═════ STORED DATA ═════

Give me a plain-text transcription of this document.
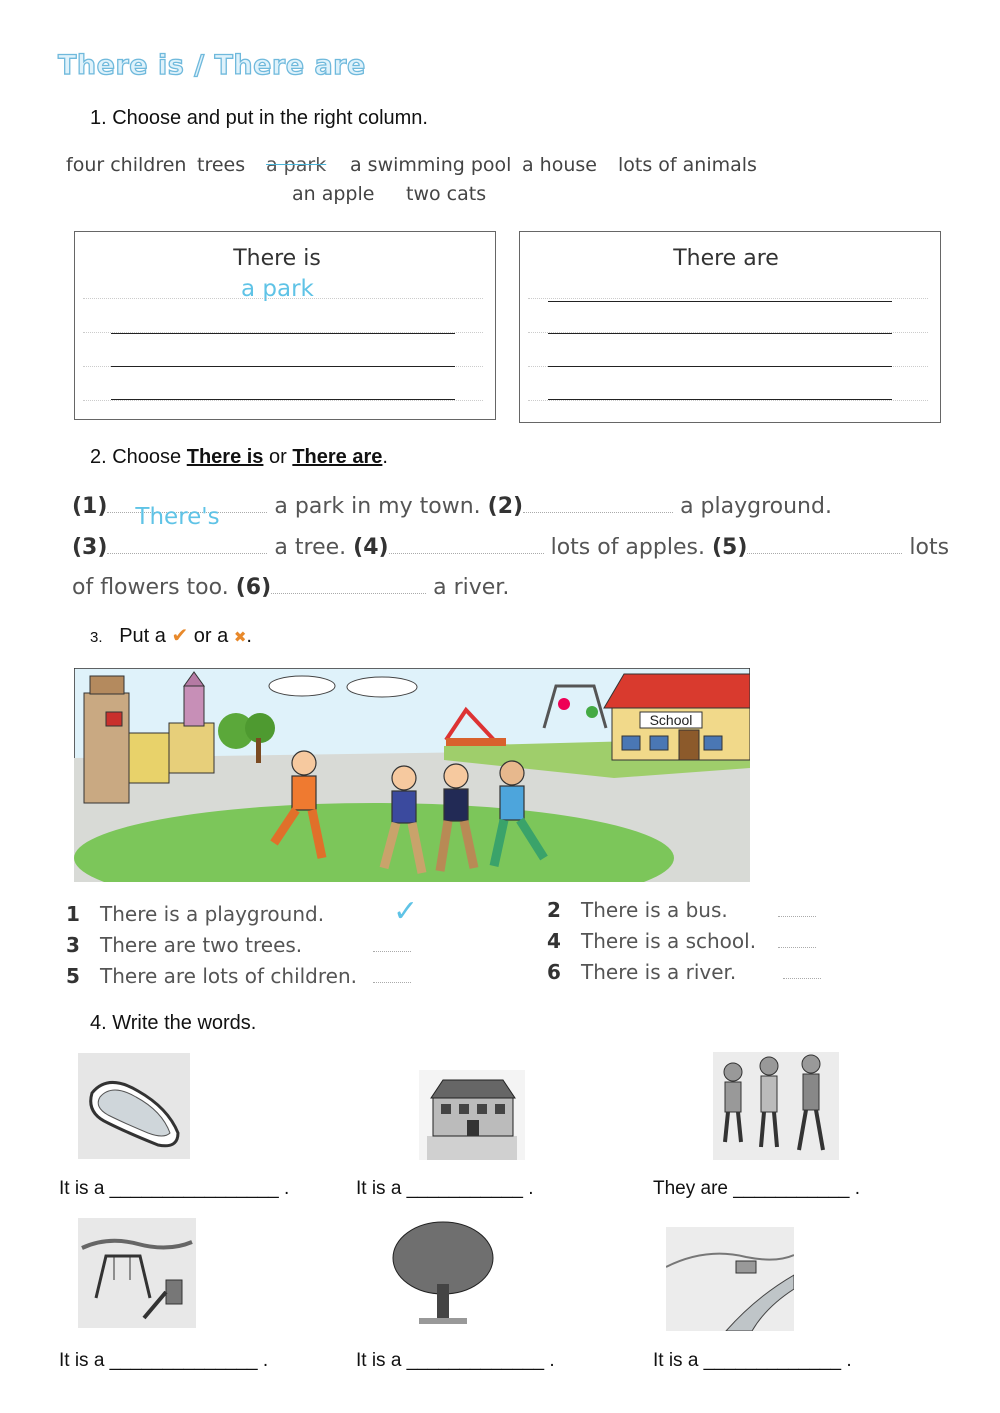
There is / There are
1. Choose and put in the right column.
four children trees a park a swimming pool a house lots of animals
an apple two cats
There is
a park
There are
2. Choose There is or There are.
(1) There's a park in my town. (2)	a playground.
(3)	a tree. (4)	lots of apples. (5)	lots
of flowers too. (6)	a river.
3. Put a ✔ or a ✖.
School
1 There is a playground. ✓	2 There is a bus.
3 There are two trees.	4 There is a school.
5 There are lots of children.	6 There is a river.
4. Write the words.
It is a ________________ .	It is a ___________ .	They are ___________ .
It is a ______________ .	It is a _____________ .	It is a _____________ .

═════

Repeat every record above exactly, but leave out any pictures.

Give me a plain-text transcription of this document.
There is / There are
1. Choose and put in the right column.
four children trees a park a swimming pool a house lots of animals
an apple two cats
There is
a park
There are
2. Choose There is or There are.
(1) There's a park in my town. (2)	a playground.
(3)	a tree. (4)	lots of apples. (5)	lots
of flowers too. (6)	a river.
3. Put a ✔ or a ✖.
School
1 There is a playground. ✓	2 There is a bus.
3 There are two trees.	4 There is a school.
5 There are lots of children.	6 There is a river.
4. Write the words.
It is a ________________ .	It is a ___________ .	They are ___________ .
It is a ______________ .	It is a _____________ .	It is a _____________ .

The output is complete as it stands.